* PROBLEM STATEMENT:
The entries below should be quoted exactly, with no pictures carried over.

(Dataset records)
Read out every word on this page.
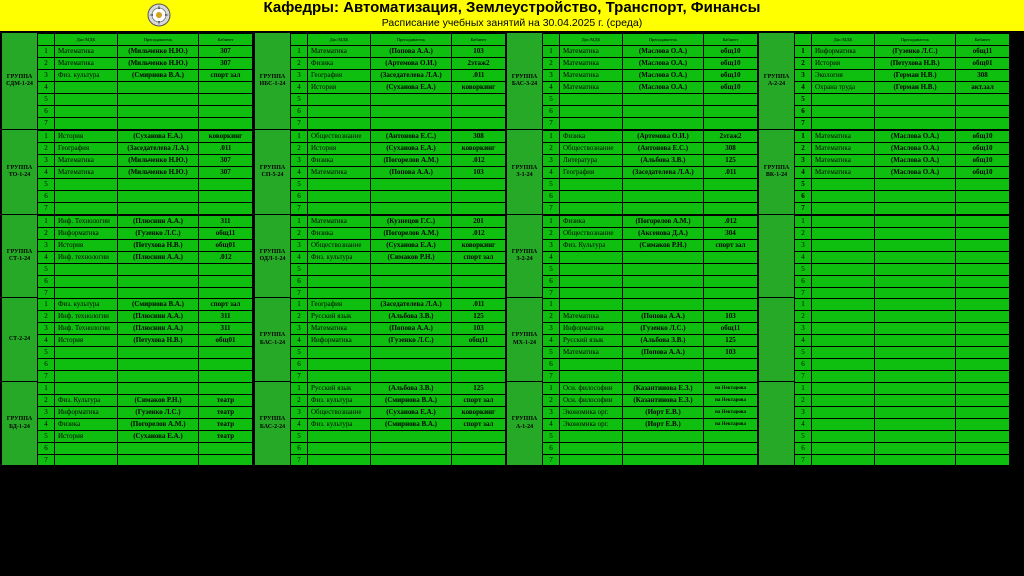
Кафедры: Автоматизация, Землеустройство, Транспорт, Финансы
Расписание учебных занятий на 30.04.2025 г. (среда)
ГРУППА СДМ-1-24
Дис/МДК	Преподаватель	Кабинет
1	Математика	(Мильченко Н.Ю.)	307
2	Математика	(Мильченко Н.Ю.)	307
3	Физ. культура	(Смирнова В.А.)	спорт зал
4
5
6
7
ГРУППА ТО-1-24
1	История	(Суханова Е.А.)	коворкинг
2	География	(Заседателева Л.А.)	.011
3	Математика	(Мильченко Н.Ю.)	307
4	Математика	(Мильченко Н.Ю.)	307
5
6
7
ГРУППА СТ-1-24
1	Инф. Технологии	(Плюснин А.А.)	311
2	Информатика	(Гузенко Л.С.)	общ11
3	История	(Петухова Н.В.)	общ01
4	Инф. технологии	(Плюснин А.А.)	.012
5
6
7
СТ-2-24
1	Физ. культура	(Смирнова В.А.)	спорт зал
2	Инф. технологии	(Плюснин А.А.)	311
3	Инф. Технологии	(Плюснин А.А.)	311
4	История	(Петухова Н.В.)	общ01
5
6
7
ГРУППА БД-1-24
1
2	Физ. Культура	(Симаков Р.Н.)	театр
3	Информатика	(Гузенко Л.С.)	театр
4	Физика	(Погорелов А.М.)	театр
5	История	(Суханова Е.А.)	театр
6
7
ГРУППА ИБС-1-24
Дис/МДК	Преподаватель	Кабинет
1	Математика	(Попова А.А.)	103
2	Физика	(Артемова О.И.)	2этаж2
3	География	(Заседателева Л.А.)	.011
4	История	(Суханова Е.А.)	коворкинг
5
6
7
ГРУППА СП-5-24
1	Обществознание	(Антонова Е.С.)	308
2	История	(Суханова Е.А.)	коворкинг
3	Физика	(Погорелов А.М.)	.012
4	Математика	(Попова А.А.)	103
5
6
7
ГРУППА ОДЛ-1-24
1	Математика	(Кузнецов Г.С.)	201
2	Физика	(Погорелов А.М.)	.012
3	Обществознание	(Суханова Е.А.)	коворкинг
4	Физ. культура	(Симаков Р.Н.)	спорт зал
5
6
7
ГРУППА БАС-1-24
1	География	(Заседателева Л.А.)	.011
2	Русский язык	(Альбова З.В.)	125
3	Математика	(Попова А.А.)	103
4	Информатика	(Гузенко Л.С.)	общ11
5
6
7
ГРУППА БАС-2-24
1	Русский язык	(Альбова З.В.)	125
2	Физ. культура	(Смирнова В.А.)	спорт зал
3	Обществознание	(Суханова Е.А.)	коворкинг
4	Физ. культура	(Смирнова В.А.)	спорт зал
5
6
7
ГРУППА БАС-3-24
Дис/МДК	Преподаватель	Кабинет
1	Математика	(Маслова О.А.)	общ10
2	Математика	(Маслова О.А.)	общ10
3	Математика	(Маслова О.А.)	общ10
4	Математика	(Маслова О.А.)	общ10
5
6
7
ГРУППА З-1-24
1	Физика	(Артемова О.И.)	2этаж2
2	Обществознание	(Антонова Е.С.)	308
3	Литература	(Альбова З.В.)	125
4	География	(Заседателева Л.А.)	.011
5
6
7
ГРУППА З-2-24
1	Физика	(Погорелов А.М.)	.012
2	Обществознание	(Аксенова Д.А.)	304
3	Физ. Культура	(Симаков Р.Н.)	спорт зал
4
5
6
7
ГРУППА МХ-1-24
1
2	Математика	(Попова А.А.)	103
3	Информатика	(Гузенко Л.С.)	общ11
4	Русский язык	(Альбова З.В.)	125
5	Математика	(Попова А.А.)	103
6
7
ГРУППА А-1-24
1	Осн. философии	(Казантинова Е.З.)	на Нектарова
2	Осн. философии	(Казантинова Е.З.)	на Нектарова
3	Экономика орг.	(Иорт Е.В.)	на Нектарова
4	Экономика орг.	(Иорт Е.В.)	на Нектарова
5
6
7
ГРУППА А-2-24
Дис/МДК	Преподаватель	Кабинет
1	Информатика	(Гузенко Л.С.)	общ11
2	История	(Петухова Н.В.)	общ01
3	Экология	(Герман Н.В.)	308
4	Охрана труда	(Герман Н.В.)	акт.зал
5
6
7
ГРУППА ВК-1-24
1	Математика	(Маслова О.А.)	общ10
2	Математика	(Маслова О.А.)	общ10
3	Математика	(Маслова О.А.)	общ10
4	Математика	(Маслова О.А.)	общ10
5
6
7
1
2
3
4
5
6
7
1
2
3
4
5
6
7
1
2
3
4
5
6
7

* TASK ANSWER:
Read out every word on this page.
Кафедры: Автоматизация, Землеустройство, Транспорт, Финансы
Расписание учебных занятий на 30.04.2025 г. (среда)
ГРУППА СДМ-1-24
Дис/МДК	Преподаватель	Кабинет
1	Математика	(Мильченко Н.Ю.)	307
2	Математика	(Мильченко Н.Ю.)	307
3	Физ. культура	(Смирнова В.А.)	спорт зал
4
5
6
7
ГРУППА ТО-1-24
1	История	(Суханова Е.А.)	коворкинг
2	География	(Заседателева Л.А.)	.011
3	Математика	(Мильченко Н.Ю.)	307
4	Математика	(Мильченко Н.Ю.)	307
5
6
7
ГРУППА СТ-1-24
1	Инф. Технологии	(Плюснин А.А.)	311
2	Информатика	(Гузенко Л.С.)	общ11
3	История	(Петухова Н.В.)	общ01
4	Инф. технологии	(Плюснин А.А.)	.012
5
6
7
СТ-2-24
1	Физ. культура	(Смирнова В.А.)	спорт зал
2	Инф. технологии	(Плюснин А.А.)	311
3	Инф. Технологии	(Плюснин А.А.)	311
4	История	(Петухова Н.В.)	общ01
5
6
7
ГРУППА БД-1-24
1
2	Физ. Культура	(Симаков Р.Н.)	театр
3	Информатика	(Гузенко Л.С.)	театр
4	Физика	(Погорелов А.М.)	театр
5	История	(Суханова Е.А.)	театр
6
7
ГРУППА ИБС-1-24
Дис/МДК	Преподаватель	Кабинет
1	Математика	(Попова А.А.)	103
2	Физика	(Артемова О.И.)	2этаж2
3	География	(Заседателева Л.А.)	.011
4	История	(Суханова Е.А.)	коворкинг
5
6
7
ГРУППА СП-5-24
1	Обществознание	(Антонова Е.С.)	308
2	История	(Суханова Е.А.)	коворкинг
3	Физика	(Погорелов А.М.)	.012
4	Математика	(Попова А.А.)	103
5
6
7
ГРУППА ОДЛ-1-24
1	Математика	(Кузнецов Г.С.)	201
2	Физика	(Погорелов А.М.)	.012
3	Обществознание	(Суханова Е.А.)	коворкинг
4	Физ. культура	(Симаков Р.Н.)	спорт зал
5
6
7
ГРУППА БАС-1-24
1	География	(Заседателева Л.А.)	.011
2	Русский язык	(Альбова З.В.)	125
3	Математика	(Попова А.А.)	103
4	Информатика	(Гузенко Л.С.)	общ11
5
6
7
ГРУППА БАС-2-24
1	Русский язык	(Альбова З.В.)	125
2	Физ. культура	(Смирнова В.А.)	спорт зал
3	Обществознание	(Суханова Е.А.)	коворкинг
4	Физ. культура	(Смирнова В.А.)	спорт зал
5
6
7
ГРУППА БАС-3-24
Дис/МДК	Преподаватель	Кабинет
1	Математика	(Маслова О.А.)	общ10
2	Математика	(Маслова О.А.)	общ10
3	Математика	(Маслова О.А.)	общ10
4	Математика	(Маслова О.А.)	общ10
5
6
7
ГРУППА З-1-24
1	Физика	(Артемова О.И.)	2этаж2
2	Обществознание	(Антонова Е.С.)	308
3	Литература	(Альбова З.В.)	125
4	География	(Заседателева Л.А.)	.011
5
6
7
ГРУППА З-2-24
1	Физика	(Погорелов А.М.)	.012
2	Обществознание	(Аксенова Д.А.)	304
3	Физ. Культура	(Симаков Р.Н.)	спорт зал
4
5
6
7
ГРУППА МХ-1-24
1
2	Математика	(Попова А.А.)	103
3	Информатика	(Гузенко Л.С.)	общ11
4	Русский язык	(Альбова З.В.)	125
5	Математика	(Попова А.А.)	103
6
7
ГРУППА А-1-24
1	Осн. философии	(Казантинова Е.З.)	на Нектарова
2	Осн. философии	(Казантинова Е.З.)	на Нектарова
3	Экономика орг.	(Иорт Е.В.)	на Нектарова
4	Экономика орг.	(Иорт Е.В.)	на Нектарова
5
6
7
ГРУППА А-2-24
Дис/МДК	Преподаватель	Кабинет
1	Информатика	(Гузенко Л.С.)	общ11
2	История	(Петухова Н.В.)	общ01
3	Экология	(Герман Н.В.)	308
4	Охрана труда	(Герман Н.В.)	акт.зал
5
6
7
ГРУППА ВК-1-24
1	Математика	(Маслова О.А.)	общ10
2	Математика	(Маслова О.А.)	общ10
3	Математика	(Маслова О.А.)	общ10
4	Математика	(Маслова О.А.)	общ10
5
6
7
1
2
3
4
5
6
7
1
2
3
4
5
6
7
1
2
3
4
5
6
7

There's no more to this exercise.